_Exercise details_: Take every line where the string "المغرب" appears and copy it.

_Data supplied_:
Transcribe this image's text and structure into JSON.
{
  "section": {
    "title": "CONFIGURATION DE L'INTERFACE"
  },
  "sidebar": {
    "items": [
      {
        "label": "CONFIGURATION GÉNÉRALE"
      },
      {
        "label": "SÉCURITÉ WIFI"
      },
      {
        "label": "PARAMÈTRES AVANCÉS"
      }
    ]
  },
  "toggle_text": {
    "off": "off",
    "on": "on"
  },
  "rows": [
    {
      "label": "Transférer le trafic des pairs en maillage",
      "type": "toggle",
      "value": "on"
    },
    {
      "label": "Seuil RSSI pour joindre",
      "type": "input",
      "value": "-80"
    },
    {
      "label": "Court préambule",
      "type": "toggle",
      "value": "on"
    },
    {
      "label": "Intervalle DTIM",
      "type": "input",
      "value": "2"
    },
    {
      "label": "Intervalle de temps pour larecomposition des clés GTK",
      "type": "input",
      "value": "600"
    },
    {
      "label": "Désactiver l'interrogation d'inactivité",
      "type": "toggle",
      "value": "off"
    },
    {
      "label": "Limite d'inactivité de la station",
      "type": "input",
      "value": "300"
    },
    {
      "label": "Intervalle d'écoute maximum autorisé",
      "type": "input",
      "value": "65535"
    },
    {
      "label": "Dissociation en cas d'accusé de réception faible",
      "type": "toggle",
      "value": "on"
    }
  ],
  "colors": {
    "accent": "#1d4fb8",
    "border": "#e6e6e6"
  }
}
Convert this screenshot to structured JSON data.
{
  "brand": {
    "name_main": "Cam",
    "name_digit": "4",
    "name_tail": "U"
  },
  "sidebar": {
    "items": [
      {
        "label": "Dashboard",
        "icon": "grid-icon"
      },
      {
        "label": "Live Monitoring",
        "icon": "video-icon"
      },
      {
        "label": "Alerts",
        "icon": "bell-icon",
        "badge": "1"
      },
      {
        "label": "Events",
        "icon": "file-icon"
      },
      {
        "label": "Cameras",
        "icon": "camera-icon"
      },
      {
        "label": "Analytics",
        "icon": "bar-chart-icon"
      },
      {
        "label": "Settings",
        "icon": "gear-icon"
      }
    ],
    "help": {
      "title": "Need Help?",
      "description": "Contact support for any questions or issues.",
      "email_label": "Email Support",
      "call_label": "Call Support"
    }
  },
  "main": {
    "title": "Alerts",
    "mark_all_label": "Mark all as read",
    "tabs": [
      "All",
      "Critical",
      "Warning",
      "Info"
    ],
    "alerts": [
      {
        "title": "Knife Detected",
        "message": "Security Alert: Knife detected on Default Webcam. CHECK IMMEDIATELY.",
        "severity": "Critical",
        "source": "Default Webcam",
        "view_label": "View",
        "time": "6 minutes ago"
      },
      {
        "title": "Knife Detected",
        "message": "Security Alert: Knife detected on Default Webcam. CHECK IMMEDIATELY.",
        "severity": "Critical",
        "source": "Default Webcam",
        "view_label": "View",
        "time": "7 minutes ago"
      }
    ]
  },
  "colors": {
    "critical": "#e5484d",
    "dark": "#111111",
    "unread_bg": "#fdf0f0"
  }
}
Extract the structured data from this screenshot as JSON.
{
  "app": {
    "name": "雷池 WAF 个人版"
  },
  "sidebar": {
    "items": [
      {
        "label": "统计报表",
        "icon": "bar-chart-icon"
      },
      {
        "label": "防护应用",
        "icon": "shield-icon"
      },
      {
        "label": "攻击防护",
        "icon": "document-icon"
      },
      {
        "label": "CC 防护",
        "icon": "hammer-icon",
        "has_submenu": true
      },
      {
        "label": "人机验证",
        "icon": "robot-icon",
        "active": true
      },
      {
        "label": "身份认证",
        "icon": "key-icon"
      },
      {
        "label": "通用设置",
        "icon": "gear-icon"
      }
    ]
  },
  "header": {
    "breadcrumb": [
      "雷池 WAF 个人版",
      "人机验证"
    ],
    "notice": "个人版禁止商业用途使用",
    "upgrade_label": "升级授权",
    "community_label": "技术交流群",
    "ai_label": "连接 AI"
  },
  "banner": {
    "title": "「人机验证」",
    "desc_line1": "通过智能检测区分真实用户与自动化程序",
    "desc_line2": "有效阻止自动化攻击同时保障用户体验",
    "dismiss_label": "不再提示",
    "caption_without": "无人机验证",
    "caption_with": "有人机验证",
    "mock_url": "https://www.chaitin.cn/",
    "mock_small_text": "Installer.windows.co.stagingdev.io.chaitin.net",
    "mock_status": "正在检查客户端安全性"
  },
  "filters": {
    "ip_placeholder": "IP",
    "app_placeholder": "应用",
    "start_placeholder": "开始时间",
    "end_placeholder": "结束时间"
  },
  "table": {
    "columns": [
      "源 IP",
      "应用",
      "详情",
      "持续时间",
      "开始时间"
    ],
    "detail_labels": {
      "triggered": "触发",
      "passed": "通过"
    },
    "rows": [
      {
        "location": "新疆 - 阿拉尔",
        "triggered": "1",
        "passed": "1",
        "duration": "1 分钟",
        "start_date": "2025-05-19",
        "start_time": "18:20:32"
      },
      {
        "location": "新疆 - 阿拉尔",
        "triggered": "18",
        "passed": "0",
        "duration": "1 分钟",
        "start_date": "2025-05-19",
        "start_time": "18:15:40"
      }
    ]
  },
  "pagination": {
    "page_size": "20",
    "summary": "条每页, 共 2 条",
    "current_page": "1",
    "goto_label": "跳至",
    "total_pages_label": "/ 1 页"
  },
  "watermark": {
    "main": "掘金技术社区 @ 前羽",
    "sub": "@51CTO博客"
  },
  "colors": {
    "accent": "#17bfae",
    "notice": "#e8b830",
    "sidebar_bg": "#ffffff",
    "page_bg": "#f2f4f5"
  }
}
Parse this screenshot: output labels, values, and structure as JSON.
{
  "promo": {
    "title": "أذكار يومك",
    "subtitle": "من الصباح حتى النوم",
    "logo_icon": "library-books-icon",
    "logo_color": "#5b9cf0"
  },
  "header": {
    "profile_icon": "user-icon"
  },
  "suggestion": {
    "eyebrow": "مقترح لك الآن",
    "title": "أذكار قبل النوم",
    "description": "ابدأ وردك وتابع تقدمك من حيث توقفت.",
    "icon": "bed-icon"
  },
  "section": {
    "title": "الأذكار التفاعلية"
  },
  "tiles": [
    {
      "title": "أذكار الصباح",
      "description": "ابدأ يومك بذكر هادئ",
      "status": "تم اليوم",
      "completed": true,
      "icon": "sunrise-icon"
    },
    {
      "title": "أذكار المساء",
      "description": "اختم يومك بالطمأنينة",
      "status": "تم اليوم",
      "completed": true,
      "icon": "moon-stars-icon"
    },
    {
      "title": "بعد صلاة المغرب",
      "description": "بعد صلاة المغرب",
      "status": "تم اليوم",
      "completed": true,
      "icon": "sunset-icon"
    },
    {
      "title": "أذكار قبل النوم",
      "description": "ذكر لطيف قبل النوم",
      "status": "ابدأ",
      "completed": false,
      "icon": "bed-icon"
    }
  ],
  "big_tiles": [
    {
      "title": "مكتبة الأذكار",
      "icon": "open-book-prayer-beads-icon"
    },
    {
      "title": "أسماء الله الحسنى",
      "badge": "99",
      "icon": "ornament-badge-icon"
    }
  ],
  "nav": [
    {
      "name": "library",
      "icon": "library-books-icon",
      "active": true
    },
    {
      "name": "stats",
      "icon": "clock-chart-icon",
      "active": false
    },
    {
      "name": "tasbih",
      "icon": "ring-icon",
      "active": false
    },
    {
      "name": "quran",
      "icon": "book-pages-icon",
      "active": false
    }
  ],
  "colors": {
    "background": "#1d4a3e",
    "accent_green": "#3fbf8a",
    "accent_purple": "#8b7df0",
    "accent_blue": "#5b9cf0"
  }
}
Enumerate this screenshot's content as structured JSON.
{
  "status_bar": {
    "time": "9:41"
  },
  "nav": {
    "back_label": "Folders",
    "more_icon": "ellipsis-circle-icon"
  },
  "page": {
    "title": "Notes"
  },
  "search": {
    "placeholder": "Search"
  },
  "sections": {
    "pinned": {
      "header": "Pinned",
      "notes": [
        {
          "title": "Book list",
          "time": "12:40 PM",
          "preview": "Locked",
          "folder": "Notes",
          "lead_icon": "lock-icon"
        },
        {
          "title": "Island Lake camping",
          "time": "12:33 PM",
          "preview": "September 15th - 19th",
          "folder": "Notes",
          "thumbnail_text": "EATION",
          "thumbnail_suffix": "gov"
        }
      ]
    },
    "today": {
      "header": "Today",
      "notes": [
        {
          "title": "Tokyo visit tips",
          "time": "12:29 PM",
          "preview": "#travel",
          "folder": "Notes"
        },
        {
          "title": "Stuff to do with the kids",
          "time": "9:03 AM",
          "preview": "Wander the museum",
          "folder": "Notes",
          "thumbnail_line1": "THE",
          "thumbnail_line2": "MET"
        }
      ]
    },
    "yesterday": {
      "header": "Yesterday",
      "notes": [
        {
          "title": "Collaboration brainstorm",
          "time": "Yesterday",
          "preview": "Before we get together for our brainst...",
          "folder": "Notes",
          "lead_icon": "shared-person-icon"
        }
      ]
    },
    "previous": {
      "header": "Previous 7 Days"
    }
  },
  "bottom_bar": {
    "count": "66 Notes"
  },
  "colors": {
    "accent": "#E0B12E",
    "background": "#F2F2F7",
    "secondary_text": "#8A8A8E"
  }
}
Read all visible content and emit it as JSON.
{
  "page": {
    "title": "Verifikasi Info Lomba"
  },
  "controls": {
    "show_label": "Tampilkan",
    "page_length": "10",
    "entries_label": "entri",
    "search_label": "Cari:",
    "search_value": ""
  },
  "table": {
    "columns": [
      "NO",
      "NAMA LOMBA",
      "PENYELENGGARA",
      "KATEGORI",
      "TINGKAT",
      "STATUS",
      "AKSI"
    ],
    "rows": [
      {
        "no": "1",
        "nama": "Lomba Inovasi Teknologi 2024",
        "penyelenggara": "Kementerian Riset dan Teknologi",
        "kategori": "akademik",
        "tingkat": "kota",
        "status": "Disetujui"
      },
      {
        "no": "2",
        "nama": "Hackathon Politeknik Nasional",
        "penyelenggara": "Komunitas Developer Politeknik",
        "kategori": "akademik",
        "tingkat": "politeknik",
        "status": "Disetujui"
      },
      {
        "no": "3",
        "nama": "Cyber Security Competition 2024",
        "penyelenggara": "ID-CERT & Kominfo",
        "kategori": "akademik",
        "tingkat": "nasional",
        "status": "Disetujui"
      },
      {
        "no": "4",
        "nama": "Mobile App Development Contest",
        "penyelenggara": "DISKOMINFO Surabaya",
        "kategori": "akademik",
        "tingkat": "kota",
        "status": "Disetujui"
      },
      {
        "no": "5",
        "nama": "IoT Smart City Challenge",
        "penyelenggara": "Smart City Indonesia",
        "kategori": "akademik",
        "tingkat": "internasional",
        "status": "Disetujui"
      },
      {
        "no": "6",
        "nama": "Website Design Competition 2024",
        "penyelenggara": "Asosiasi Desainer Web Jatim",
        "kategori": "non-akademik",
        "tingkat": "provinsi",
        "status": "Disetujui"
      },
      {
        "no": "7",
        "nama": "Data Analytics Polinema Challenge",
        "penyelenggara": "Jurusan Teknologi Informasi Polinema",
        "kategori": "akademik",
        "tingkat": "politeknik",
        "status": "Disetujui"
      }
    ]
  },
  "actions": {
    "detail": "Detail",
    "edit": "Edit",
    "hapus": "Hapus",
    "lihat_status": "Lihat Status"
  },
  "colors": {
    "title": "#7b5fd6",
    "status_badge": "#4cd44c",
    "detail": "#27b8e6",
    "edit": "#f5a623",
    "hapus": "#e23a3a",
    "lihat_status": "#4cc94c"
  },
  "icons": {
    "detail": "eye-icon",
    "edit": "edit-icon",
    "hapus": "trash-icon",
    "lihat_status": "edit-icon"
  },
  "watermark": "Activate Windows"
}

_Exercise answer_:
      "title": "بعد صلاة المغرب",
      "description": "بعد صلاة المغرب",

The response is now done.